**Records from a collection of figures**
-- begin --
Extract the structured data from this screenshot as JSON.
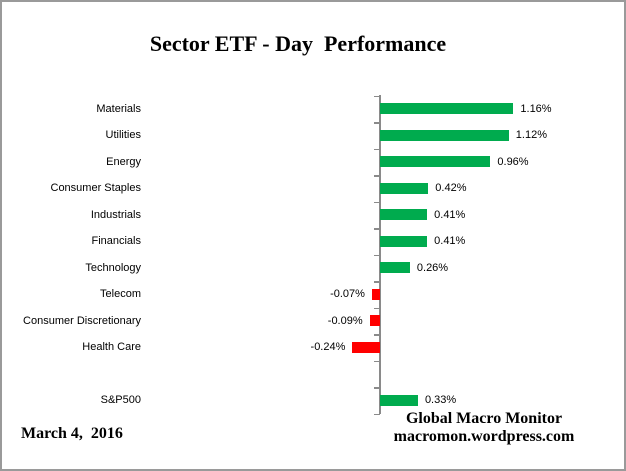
{
  "title": "Sector ETF - Day  Performance",
  "footer": {
    "date": "March 4,  2016",
    "brand_line1": "Global Macro Monitor",
    "brand_line2": "macromon.wordpress.com"
  },
  "colors": {
    "positive": "#00AB4E",
    "negative": "#FF0000",
    "axis": "#8A8A8A",
    "border": "#9A9A9A"
  },
  "chart_data": {
    "type": "bar",
    "orientation": "horizontal",
    "value_unit": "percent",
    "title": "Sector ETF - Day  Performance",
    "legend": "none",
    "grid": "off",
    "axis": {
      "zero_line": true,
      "tick_marks": "row-boundaries"
    },
    "rows": [
      {
        "label": "Materials",
        "value": 1.16,
        "display": "1.16%"
      },
      {
        "label": "Utilities",
        "value": 1.12,
        "display": "1.12%"
      },
      {
        "label": "Energy",
        "value": 0.96,
        "display": "0.96%"
      },
      {
        "label": "Consumer Staples",
        "value": 0.42,
        "display": "0.42%"
      },
      {
        "label": "Industrials",
        "value": 0.41,
        "display": "0.41%"
      },
      {
        "label": "Financials",
        "value": 0.41,
        "display": "0.41%"
      },
      {
        "label": "Technology",
        "value": 0.26,
        "display": "0.26%"
      },
      {
        "label": "Telecom",
        "value": -0.07,
        "display": "-0.07%"
      },
      {
        "label": "Consumer Discretionary",
        "value": -0.09,
        "display": "-0.09%"
      },
      {
        "label": "Health Care",
        "value": -0.24,
        "display": "-0.24%"
      },
      {
        "label": "",
        "value": null,
        "display": "",
        "spacer": true
      },
      {
        "label": "S&P500",
        "value": 0.33,
        "display": "0.33%"
      }
    ]
  }
}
-- end --
**What you should do**
Print every entry exactly as written, without the pictures.

**Finished answer**
Extract the structured data from this screenshot as JSON.
{
  "title": "Sector ETF - Day  Performance",
  "footer": {
    "date": "March 4,  2016",
    "brand_line1": "Global Macro Monitor",
    "brand_line2": "macromon.wordpress.com"
  },
  "colors": {
    "positive": "#00AB4E",
    "negative": "#FF0000",
    "axis": "#8A8A8A",
    "border": "#9A9A9A"
  },
  "chart_data": {
    "type": "bar",
    "orientation": "horizontal",
    "value_unit": "percent",
    "title": "Sector ETF - Day  Performance",
    "legend": "none",
    "grid": "off",
    "axis": {
      "zero_line": true,
      "tick_marks": "row-boundaries"
    },
    "rows": [
      {
        "label": "Materials",
        "value": 1.16,
        "display": "1.16%"
      },
      {
        "label": "Utilities",
        "value": 1.12,
        "display": "1.12%"
      },
      {
        "label": "Energy",
        "value": 0.96,
        "display": "0.96%"
      },
      {
        "label": "Consumer Staples",
        "value": 0.42,
        "display": "0.42%"
      },
      {
        "label": "Industrials",
        "value": 0.41,
        "display": "0.41%"
      },
      {
        "label": "Financials",
        "value": 0.41,
        "display": "0.41%"
      },
      {
        "label": "Technology",
        "value": 0.26,
        "display": "0.26%"
      },
      {
        "label": "Telecom",
        "value": -0.07,
        "display": "-0.07%"
      },
      {
        "label": "Consumer Discretionary",
        "value": -0.09,
        "display": "-0.09%"
      },
      {
        "label": "Health Care",
        "value": -0.24,
        "display": "-0.24%"
      },
      {
        "label": "",
        "value": null,
        "display": "",
        "spacer": true
      },
      {
        "label": "S&P500",
        "value": 0.33,
        "display": "0.33%"
      }
    ]
  }
}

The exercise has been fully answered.